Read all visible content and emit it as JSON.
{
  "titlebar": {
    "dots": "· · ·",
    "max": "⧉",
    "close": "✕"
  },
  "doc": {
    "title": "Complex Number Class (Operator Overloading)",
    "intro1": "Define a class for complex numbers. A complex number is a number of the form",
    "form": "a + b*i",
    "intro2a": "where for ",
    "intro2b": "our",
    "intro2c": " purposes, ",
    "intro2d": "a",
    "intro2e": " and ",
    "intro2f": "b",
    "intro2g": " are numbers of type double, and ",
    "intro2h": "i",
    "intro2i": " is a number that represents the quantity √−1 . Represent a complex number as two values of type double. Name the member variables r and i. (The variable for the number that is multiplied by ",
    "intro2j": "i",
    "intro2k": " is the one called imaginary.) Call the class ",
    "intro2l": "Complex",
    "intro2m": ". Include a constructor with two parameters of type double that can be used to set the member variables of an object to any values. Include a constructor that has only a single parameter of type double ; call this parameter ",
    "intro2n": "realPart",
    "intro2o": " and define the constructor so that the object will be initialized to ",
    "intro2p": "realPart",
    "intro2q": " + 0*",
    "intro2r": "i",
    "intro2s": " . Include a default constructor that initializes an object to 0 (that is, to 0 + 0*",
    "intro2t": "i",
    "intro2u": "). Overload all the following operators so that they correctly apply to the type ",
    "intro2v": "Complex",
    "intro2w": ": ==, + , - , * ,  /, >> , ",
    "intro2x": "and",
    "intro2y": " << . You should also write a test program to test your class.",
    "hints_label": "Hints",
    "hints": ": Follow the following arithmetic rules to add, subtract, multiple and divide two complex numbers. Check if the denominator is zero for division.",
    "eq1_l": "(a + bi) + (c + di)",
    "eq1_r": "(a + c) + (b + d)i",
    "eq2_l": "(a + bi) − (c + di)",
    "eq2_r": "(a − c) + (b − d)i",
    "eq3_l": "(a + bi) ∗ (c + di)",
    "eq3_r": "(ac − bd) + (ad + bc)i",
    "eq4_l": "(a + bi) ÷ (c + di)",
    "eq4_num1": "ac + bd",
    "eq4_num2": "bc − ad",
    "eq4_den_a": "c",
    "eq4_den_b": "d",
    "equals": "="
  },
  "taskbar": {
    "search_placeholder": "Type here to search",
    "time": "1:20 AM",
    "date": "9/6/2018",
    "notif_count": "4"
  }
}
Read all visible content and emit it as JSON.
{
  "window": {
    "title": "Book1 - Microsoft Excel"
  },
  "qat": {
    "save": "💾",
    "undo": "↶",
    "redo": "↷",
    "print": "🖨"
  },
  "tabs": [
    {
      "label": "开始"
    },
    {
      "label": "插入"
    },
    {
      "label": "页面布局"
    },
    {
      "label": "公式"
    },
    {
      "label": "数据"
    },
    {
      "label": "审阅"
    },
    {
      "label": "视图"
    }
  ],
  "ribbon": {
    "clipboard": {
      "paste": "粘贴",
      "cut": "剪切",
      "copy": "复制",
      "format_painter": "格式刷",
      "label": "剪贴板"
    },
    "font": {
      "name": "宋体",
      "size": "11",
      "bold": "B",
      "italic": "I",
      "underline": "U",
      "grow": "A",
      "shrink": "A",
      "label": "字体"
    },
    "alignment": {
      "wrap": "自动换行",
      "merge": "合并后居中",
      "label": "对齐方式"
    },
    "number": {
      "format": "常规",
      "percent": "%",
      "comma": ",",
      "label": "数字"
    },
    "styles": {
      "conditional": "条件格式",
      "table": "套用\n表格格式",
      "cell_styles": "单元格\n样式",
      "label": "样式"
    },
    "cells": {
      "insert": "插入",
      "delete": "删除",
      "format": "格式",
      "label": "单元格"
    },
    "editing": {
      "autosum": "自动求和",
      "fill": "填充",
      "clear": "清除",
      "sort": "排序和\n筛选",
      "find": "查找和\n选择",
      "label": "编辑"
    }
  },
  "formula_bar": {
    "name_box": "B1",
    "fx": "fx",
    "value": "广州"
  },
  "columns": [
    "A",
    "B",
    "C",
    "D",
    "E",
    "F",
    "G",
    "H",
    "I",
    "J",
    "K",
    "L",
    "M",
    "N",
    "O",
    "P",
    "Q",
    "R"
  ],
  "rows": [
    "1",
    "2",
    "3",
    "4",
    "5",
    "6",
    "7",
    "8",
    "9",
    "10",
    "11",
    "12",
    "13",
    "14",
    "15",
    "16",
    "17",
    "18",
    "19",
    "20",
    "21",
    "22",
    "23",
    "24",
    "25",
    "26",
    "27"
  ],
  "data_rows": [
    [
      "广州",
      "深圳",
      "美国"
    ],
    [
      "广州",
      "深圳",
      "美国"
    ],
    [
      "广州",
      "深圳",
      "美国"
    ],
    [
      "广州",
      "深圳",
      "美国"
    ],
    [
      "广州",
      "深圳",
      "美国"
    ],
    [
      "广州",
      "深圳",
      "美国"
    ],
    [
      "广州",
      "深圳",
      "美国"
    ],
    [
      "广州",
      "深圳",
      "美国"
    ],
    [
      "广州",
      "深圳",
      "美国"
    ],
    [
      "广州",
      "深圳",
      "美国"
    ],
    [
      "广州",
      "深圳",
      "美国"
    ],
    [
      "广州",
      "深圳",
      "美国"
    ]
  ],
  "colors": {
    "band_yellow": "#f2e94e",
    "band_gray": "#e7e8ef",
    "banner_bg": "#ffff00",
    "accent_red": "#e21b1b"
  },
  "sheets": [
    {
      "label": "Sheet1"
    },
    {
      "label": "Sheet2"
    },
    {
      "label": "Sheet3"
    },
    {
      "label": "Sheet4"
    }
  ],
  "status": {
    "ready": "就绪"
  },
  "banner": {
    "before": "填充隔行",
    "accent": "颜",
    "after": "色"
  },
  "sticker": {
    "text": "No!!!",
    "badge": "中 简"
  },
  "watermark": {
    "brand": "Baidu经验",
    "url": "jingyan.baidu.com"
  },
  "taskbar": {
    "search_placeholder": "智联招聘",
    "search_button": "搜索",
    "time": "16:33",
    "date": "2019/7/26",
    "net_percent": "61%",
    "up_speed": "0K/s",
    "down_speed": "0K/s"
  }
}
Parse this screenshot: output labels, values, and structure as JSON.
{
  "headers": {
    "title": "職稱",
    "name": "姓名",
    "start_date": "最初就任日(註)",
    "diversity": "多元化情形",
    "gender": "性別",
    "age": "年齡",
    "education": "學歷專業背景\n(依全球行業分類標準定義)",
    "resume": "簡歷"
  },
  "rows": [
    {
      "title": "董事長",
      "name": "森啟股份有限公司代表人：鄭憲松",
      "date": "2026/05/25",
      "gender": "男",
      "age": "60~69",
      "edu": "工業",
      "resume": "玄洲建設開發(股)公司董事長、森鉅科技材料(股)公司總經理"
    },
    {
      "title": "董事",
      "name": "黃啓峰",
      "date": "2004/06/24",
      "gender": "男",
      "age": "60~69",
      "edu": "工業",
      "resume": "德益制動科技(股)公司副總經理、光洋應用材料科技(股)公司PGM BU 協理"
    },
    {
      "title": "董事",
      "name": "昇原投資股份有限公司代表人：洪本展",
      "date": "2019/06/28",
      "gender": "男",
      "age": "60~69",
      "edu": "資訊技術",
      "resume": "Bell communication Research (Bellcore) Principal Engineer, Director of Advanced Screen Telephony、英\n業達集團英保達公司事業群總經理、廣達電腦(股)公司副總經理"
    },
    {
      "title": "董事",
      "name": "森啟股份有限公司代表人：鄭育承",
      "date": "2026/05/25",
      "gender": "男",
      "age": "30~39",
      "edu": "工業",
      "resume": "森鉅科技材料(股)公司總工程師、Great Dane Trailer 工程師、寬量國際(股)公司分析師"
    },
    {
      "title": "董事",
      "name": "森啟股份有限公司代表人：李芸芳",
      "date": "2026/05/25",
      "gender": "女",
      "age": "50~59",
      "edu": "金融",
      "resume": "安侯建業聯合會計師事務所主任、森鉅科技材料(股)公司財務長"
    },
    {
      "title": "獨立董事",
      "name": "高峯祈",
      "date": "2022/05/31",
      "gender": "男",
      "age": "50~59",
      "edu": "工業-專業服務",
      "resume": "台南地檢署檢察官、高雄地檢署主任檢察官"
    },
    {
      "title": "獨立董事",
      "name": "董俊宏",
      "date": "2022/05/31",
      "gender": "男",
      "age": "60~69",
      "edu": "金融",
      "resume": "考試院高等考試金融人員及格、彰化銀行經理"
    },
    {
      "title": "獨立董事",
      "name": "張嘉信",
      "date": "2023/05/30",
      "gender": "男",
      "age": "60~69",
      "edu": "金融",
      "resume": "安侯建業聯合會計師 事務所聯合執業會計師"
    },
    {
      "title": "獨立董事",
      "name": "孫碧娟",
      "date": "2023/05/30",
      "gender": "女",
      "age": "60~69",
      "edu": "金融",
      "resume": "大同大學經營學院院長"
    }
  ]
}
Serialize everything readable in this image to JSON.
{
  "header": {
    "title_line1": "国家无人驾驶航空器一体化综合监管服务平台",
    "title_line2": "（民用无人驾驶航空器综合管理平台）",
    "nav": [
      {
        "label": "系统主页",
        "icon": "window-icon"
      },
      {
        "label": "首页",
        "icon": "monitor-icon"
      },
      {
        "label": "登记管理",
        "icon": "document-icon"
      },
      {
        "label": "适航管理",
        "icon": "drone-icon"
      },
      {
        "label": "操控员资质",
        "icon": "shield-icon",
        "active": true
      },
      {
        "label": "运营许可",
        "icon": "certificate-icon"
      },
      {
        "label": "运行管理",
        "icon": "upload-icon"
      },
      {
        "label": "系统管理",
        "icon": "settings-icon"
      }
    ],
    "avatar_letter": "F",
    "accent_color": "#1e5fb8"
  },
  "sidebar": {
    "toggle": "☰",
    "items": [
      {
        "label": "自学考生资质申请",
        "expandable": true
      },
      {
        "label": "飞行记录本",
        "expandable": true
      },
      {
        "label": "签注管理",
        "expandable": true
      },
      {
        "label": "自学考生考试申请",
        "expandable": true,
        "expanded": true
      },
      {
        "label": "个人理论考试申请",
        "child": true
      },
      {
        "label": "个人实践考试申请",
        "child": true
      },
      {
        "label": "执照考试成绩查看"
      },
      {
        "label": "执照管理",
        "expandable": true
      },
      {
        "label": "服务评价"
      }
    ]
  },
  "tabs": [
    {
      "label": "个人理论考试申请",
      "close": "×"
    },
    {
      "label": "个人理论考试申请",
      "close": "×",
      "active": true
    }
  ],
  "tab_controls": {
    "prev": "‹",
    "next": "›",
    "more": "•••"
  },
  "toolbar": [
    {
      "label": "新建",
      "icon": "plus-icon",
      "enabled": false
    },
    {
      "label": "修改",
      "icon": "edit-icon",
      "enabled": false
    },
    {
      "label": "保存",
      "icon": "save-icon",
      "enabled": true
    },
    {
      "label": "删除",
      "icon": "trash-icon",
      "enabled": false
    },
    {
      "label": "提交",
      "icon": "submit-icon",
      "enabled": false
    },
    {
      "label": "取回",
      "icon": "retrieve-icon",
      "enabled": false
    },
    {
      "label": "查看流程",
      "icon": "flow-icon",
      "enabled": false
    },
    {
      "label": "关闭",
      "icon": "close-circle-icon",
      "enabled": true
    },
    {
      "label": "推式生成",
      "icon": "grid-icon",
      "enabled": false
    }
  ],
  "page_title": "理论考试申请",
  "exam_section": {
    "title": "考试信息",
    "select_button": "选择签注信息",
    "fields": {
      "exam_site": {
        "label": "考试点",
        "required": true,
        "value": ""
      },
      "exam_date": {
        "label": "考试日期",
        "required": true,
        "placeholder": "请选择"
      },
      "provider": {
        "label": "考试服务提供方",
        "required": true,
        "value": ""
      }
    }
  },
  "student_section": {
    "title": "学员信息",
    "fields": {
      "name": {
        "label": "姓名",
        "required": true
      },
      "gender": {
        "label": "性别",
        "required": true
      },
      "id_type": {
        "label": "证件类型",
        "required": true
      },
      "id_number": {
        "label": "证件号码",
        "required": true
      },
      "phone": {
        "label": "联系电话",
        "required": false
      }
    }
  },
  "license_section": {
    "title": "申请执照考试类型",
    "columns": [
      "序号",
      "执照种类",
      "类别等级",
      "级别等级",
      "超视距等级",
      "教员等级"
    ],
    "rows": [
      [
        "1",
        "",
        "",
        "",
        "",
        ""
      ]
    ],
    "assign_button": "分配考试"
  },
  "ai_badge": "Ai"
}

────

◆ THE REQUEST ◆
Find every line that holds "close" and copy it.

◆ RESULT ◆
    "close": "✕"
      "close": "×"
      "close": "×",
      "icon": "close-circle-icon",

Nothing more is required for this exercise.